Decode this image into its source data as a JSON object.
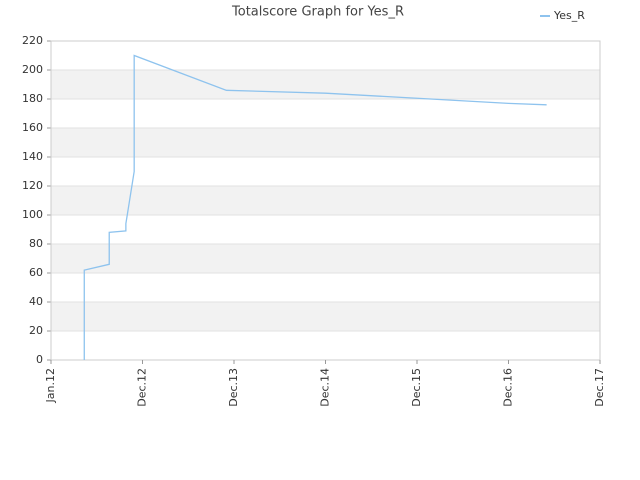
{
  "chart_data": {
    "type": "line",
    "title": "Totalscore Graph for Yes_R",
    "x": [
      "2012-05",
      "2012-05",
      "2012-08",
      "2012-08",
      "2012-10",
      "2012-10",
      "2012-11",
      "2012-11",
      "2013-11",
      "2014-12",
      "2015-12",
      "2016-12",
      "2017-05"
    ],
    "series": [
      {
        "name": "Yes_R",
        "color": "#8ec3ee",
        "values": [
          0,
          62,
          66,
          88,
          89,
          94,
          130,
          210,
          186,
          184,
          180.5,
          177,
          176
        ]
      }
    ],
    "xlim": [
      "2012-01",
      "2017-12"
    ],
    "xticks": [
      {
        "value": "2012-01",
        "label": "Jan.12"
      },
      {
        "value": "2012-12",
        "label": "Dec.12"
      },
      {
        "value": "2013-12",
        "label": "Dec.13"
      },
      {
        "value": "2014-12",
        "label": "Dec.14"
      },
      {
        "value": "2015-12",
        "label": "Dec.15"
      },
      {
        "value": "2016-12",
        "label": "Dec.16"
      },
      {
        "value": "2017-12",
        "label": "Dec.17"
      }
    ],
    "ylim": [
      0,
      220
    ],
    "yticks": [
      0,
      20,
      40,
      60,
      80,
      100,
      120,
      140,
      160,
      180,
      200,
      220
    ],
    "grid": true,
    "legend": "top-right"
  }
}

........

> YOUR TASK
Go through the records above and copy every line with the word "label".

> OUTPUT OF THE EXERCISE
        "label": "Jan.12"
        "label": "Dec.12"
        "label": "Dec.13"
        "label": "Dec.14"
        "label": "Dec.15"
        "label": "Dec.16"
        "label": "Dec.17"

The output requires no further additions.